Stored items from a collection
━━━━━━━━━━━━━━━━━━━━
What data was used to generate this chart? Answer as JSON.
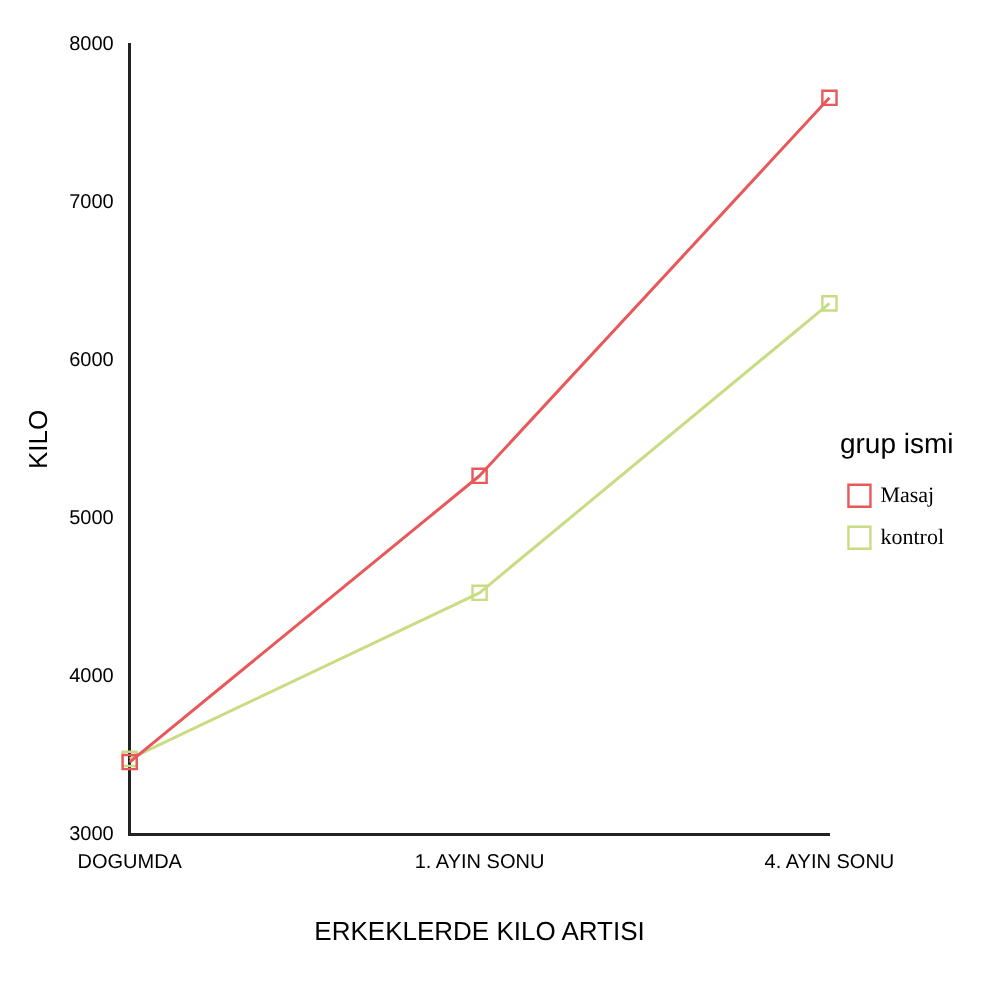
{
  "chart_data": {
    "type": "line",
    "xlabel": "ERKEKLERDE KILO ARTISI",
    "ylabel": "KILO",
    "legend_title": "grup ismi",
    "categories": [
      "DOGUMDA",
      "1. AYIN SONU",
      "4. AYIN SONU"
    ],
    "series": [
      {
        "name": "Masaj",
        "color": "#e8585a",
        "values": [
          3460,
          5270,
          7660
        ]
      },
      {
        "name": "kontrol",
        "color": "#c8dc84",
        "values": [
          3480,
          4530,
          6360
        ]
      }
    ],
    "ylim": [
      3000,
      8000
    ],
    "yticks": [
      3000,
      4000,
      5000,
      6000,
      7000,
      8000
    ],
    "grid": false,
    "legend": "right",
    "marker": "square",
    "line_style": "solid"
  }
}
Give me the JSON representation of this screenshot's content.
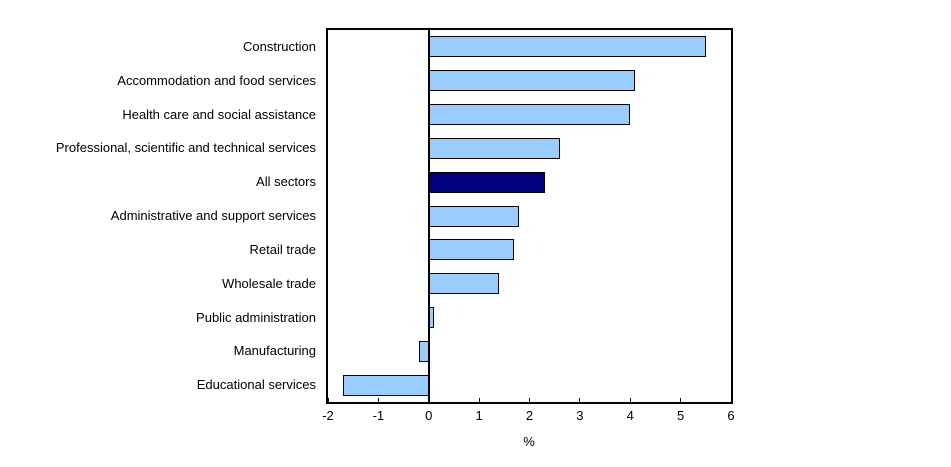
{
  "chart_data": {
    "type": "bar",
    "orientation": "horizontal",
    "categories": [
      "Construction",
      "Accommodation and food services",
      "Health care and social assistance",
      "Professional, scientific and technical services",
      "All sectors",
      "Administrative and support services",
      "Retail trade",
      "Wholesale trade",
      "Public administration",
      "Manufacturing",
      "Educational services"
    ],
    "values": [
      5.5,
      4.1,
      4.0,
      2.6,
      2.3,
      1.8,
      1.7,
      1.4,
      0.1,
      -0.2,
      -1.7
    ],
    "highlight_category": "All sectors",
    "xlabel": "%",
    "xlim": [
      -2,
      6
    ],
    "xticks": [
      -2,
      -1,
      0,
      1,
      2,
      3,
      4,
      5,
      6
    ],
    "grid": false,
    "legend": "none",
    "colors": {
      "bar_fill": "#99CCFF",
      "bar_border": "#000000",
      "highlight_fill": "#000080",
      "axis": "#000000",
      "background": "#FFFFFF"
    }
  }
}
━━━━━━━━━━━━━━━━━━━━
Pick out the lines containing the string "KILO" and show them.

    "xlabel": "ERKEKLERDE KILO ARTISI",
    "ylabel": "KILO",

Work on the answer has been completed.